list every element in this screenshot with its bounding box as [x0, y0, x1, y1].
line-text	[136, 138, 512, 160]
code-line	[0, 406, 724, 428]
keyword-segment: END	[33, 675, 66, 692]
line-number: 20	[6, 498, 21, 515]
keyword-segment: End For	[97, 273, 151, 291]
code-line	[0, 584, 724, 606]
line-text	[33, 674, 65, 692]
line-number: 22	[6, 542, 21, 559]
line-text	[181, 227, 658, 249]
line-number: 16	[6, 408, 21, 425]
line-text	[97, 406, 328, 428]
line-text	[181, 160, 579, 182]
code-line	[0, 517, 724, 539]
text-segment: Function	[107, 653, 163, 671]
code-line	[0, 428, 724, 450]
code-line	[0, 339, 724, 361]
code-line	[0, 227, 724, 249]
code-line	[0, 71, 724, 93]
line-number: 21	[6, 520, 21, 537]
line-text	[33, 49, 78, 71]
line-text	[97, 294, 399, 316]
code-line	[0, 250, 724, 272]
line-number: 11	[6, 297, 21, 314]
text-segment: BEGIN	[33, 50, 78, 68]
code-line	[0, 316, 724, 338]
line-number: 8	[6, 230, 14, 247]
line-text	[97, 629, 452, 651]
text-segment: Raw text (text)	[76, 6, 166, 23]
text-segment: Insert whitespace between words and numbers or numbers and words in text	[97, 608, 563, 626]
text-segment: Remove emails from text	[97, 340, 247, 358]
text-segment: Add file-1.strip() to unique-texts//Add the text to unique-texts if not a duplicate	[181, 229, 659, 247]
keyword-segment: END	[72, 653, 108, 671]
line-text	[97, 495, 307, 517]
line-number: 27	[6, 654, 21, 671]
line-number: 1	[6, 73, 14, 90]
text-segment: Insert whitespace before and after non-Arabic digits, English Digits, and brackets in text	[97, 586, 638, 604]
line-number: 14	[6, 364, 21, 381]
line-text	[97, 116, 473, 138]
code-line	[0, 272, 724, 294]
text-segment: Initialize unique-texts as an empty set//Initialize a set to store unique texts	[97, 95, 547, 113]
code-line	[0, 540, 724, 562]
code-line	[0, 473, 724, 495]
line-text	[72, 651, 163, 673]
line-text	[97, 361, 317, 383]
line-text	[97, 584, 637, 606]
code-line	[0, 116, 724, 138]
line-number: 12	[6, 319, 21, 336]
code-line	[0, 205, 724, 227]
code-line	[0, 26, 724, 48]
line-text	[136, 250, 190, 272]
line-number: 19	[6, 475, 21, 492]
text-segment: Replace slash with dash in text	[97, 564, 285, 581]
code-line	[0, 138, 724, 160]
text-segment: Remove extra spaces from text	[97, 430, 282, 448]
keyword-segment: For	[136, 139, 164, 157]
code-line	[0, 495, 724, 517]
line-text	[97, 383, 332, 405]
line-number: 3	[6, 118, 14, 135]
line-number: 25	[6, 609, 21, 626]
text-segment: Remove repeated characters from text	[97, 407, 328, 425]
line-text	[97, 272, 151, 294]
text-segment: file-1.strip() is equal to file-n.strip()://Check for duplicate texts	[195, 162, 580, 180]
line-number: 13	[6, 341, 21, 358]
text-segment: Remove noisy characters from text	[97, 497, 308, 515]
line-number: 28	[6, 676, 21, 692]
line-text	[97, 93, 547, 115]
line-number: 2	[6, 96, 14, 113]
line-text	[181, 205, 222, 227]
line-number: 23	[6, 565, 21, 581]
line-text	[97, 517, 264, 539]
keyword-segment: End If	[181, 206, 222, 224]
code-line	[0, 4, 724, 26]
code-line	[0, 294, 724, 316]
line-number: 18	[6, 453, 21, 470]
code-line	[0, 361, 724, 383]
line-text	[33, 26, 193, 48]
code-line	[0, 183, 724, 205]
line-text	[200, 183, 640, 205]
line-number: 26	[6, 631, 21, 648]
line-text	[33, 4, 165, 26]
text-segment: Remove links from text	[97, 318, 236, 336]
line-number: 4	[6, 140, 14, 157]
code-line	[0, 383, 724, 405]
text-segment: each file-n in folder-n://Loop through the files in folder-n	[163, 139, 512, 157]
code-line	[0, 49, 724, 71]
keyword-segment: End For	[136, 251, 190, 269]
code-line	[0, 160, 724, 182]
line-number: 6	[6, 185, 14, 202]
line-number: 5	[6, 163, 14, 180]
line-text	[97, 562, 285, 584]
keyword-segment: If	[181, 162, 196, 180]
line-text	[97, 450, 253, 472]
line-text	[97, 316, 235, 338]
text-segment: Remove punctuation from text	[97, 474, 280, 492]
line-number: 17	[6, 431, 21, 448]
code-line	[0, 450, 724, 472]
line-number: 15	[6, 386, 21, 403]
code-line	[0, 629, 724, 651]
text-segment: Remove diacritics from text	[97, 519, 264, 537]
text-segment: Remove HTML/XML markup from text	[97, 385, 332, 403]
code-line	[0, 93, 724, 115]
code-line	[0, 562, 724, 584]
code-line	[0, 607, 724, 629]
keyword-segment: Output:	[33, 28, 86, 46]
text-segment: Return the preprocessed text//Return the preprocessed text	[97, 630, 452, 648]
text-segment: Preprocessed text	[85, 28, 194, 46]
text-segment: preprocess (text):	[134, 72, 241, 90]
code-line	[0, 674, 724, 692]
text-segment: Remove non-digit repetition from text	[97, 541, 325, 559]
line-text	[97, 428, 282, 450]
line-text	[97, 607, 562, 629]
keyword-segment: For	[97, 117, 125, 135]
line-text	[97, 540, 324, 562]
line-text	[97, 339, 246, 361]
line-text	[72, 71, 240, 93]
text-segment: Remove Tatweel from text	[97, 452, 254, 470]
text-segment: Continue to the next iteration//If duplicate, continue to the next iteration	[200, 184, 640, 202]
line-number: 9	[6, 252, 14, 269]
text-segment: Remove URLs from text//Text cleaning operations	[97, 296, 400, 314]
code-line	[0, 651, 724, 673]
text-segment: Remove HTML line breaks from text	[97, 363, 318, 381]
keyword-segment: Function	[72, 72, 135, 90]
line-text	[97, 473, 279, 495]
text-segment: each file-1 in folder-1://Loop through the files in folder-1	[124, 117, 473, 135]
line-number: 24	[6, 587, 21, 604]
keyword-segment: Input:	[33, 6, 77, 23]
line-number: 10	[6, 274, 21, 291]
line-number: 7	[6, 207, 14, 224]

**WHAT NEEDS TO BE DONE:** Rewrite every line of the entries above as a JSON list of strings, one string per line, with blank lines omitted.

**EXPECTED ANSWER:**
[
  "list every element in this screenshot with its bounding box as [x0, y0, x1, y1].",
  "line-text\t[136, 138, 512, 160]",
  "code-line\t[0, 406, 724, 428]",
  "keyword-segment: END\t[33, 675, 66, 692]",
  "line-number: 20\t[6, 498, 21, 515]",
  "keyword-segment: End For\t[97, 273, 151, 291]",
  "code-line\t[0, 584, 724, 606]",
  "line-text\t[33, 674, 65, 692]",
  "line-number: 22\t[6, 542, 21, 559]",
  "line-text\t[181, 227, 658, 249]",
  "line-number: 16\t[6, 408, 21, 425]",
  "line-text\t[97, 406, 328, 428]",
  "line-text\t[181, 160, 579, 182]",
  "code-line\t[0, 517, 724, 539]",
  "text-segment: Function\t[107, 653, 163, 671]",
  "code-line\t[0, 428, 724, 450]",
  "code-line\t[0, 339, 724, 361]",
  "code-line\t[0, 227, 724, 249]",
  "code-line\t[0, 71, 724, 93]",
  "line-number: 21\t[6, 520, 21, 537]",
  "line-text\t[33, 49, 78, 71]",
  "line-text\t[97, 294, 399, 316]",
  "code-line\t[0, 250, 724, 272]",
  "line-number: 11\t[6, 297, 21, 314]",
  "text-segment: BEGIN\t[33, 50, 78, 68]",
  "code-line\t[0, 316, 724, 338]",
  "line-number: 8\t[6, 230, 14, 247]",
  "line-text\t[97, 629, 452, 651]",
  "text-segment: Raw text (text)\t[76, 6, 166, 23]",
  "text-segment: Insert whitespace between words and numbers or numbers and words in text\t[97, 608, 563, 626]",
  "text-segment: Remove emails from text\t[97, 340, 247, 358]",
  "text-segment: Add file-1.strip() to unique-texts//Add the text to unique-texts if not a duplicate\t[181, 229, 659, 247]",
  "keyword-segment: END\t[72, 653, 108, 671]",
  "line-text\t[97, 495, 307, 517]",
  "line-number: 27\t[6, 654, 21, 671]",
  "line-number: 1\t[6, 73, 14, 90]",
  "text-segment: Insert whitespace before and after non-Arabic digits, English Digits, and brackets in text\t[97, 586, 638, 604]",
  "line-number: 14\t[6, 364, 21, 381]",
  "line-text\t[97, 116, 473, 138]",
  "code-line\t[0, 272, 724, 294]",
  "text-segment: Initialize unique-texts as an empty set//Initialize a set to store unique texts\t[97, 95, 547, 113]",
  "code-line\t[0, 540, 724, 562]",
  "code-line\t[0, 473, 724, 495]",
  "line-text\t[72, 651, 163, 673]",
  "line-text\t[97, 361, 317, 383]",
  "line-text\t[97, 584, 637, 606]",
  "code-line\t[0, 116, 724, 138]",
  "line-number: 12\t[6, 319, 21, 336]",
  "code-line\t[0, 205, 724, 227]",
  "code-line\t[0, 26, 724, 48]",
  "line-text\t[136, 250, 190, 272]",
  "line-number: 19\t[6, 475, 21, 492]",
  "text-segment: Replace slash with dash in text\t[97, 564, 285, 581]",
  "code-line\t[0, 138, 724, 160]",
  "text-segment: Remove extra spaces from text\t[97, 430, 282, 448]",
  "keyword-segment: For\t[136, 139, 164, 157]",
  "code-line\t[0, 495, 724, 517]",
  "line-text\t[97, 383, 332, 405]",
  "line-number: 3\t[6, 118, 14, 135]",
  "line-number: 25\t[6, 609, 21, 626]",
  "text-segment: Remove repeated characters from text\t[97, 407, 328, 425]",
  "line-text\t[97, 272, 151, 294]",
  "text-segment: file-1.strip() is equal to file-n.strip()://Check for duplicate texts\t[195, 162, 580, 180]",
  "line-number: 13\t[6, 341, 21, 358]",
  "text-segment: Remove noisy characters from text\t[97, 497, 308, 515]",
  "line-number: 28\t[6, 676, 21, 692]",
  "line-text\t[97, 93, 547, 115]",
  "line-number: 2\t[6, 96, 14, 113]",
  "line-text\t[181, 205, 222, 227]",
  "line-number: 23\t[6, 565, 21, 581]",
  "line-text\t[97, 517, 264, 539]",
  "keyword-segment: End If\t[181, 206, 222, 224]",
  "code-line\t[0, 4, 724, 26]",
  "code-line\t[0, 294, 724, 316]",
  "line-number: 18\t[6, 453, 21, 470]",
  "code-line\t[0, 361, 724, 383]",
  "line-text\t[33, 26, 193, 48]",
  "code-line\t[0, 183, 724, 205]",
  "line-text\t[200, 183, 640, 205]",
  "line-number: 26\t[6, 631, 21, 648]",
  "line-text\t[33, 4, 165, 26]",
  "text-segment: Remove links from text\t[97, 318, 236, 336]",
  "line-number: 4\t[6, 140, 14, 157]",
  "code-line\t[0, 383, 724, 405]",
  "text-segment: each file-n in folder-n://Loop through the files in folder-n\t[163, 139, 512, 157]",
  "code-line\t[0, 49, 724, 71]",
  "keyword-segment: End For\t[136, 251, 190, 269]",
  "code-line\t[0, 160, 724, 182]",
  "line-number: 6\t[6, 185, 14, 202]",
  "line-number: 5\t[6, 163, 14, 180]",
  "line-text\t[97, 562, 285, 584]",
  "keyword-segment: If\t[181, 162, 196, 180]",
  "line-text\t[97, 450, 253, 472]",
  "line-text\t[97, 316, 235, 338]",
  "text-segment: Remove punctuation from text\t[97, 474, 280, 492]",
  "line-number: 17\t[6, 431, 21, 448]",
  "code-line\t[0, 450, 724, 472]",
  "line-number: 15\t[6, 386, 21, 403]",
  "code-line\t[0, 629, 724, 651]",
  "text-segment: Remove diacritics from text\t[97, 519, 264, 537]",
  "text-segment: Remove HTML/XML markup from text\t[97, 385, 332, 403]",
  "code-line\t[0, 93, 724, 115]",
  "code-line\t[0, 562, 724, 584]",
  "code-line\t[0, 607, 724, 629]",
  "keyword-segment: Output:\t[33, 28, 86, 46]",
  "text-segment: Return the preprocessed text//Return the preprocessed text\t[97, 630, 452, 648]",
  "text-segment: Preprocessed text\t[85, 28, 194, 46]",
  "text-segment: preprocess (text):\t[134, 72, 241, 90]",
  "code-line\t[0, 674, 724, 692]",
  "text-segment: Remove non-digit repetition from text\t[97, 541, 325, 559]",
  "line-text\t[97, 428, 282, 450]",
  "line-text\t[97, 607, 562, 629]",
  "keyword-segment: For\t[97, 117, 125, 135]",
  "line-text\t[97, 540, 324, 562]",
  "line-text\t[97, 339, 246, 361]",
  "line-text\t[72, 71, 240, 93]",
  "text-segment: Remove Tatweel from text\t[97, 452, 254, 470]",
  "text-segment: Continue to the next iteration//If duplicate, continue to the next iteration\t[200, 184, 640, 202]",
  "line-number: 9\t[6, 252, 14, 269]",
  "text-segment: Remove URLs from text//Text cleaning operations\t[97, 296, 400, 314]",
  "code-line\t[0, 651, 724, 673]",
  "text-segment: Remove HTML line breaks from text\t[97, 363, 318, 381]",
  "keyword-segment: Function\t[72, 72, 135, 90]",
  "line-text\t[97, 473, 279, 495]",
  "text-segment: each file-1 in folder-1://Loop through the files in folder-1\t[124, 117, 473, 135]",
  "line-number: 24\t[6, 587, 21, 604]",
  "keyword-segment: Input:\t[33, 6, 77, 23]",
  "line-number: 10\t[6, 274, 21, 291]",
  "line-number: 7\t[6, 207, 14, 224]"
]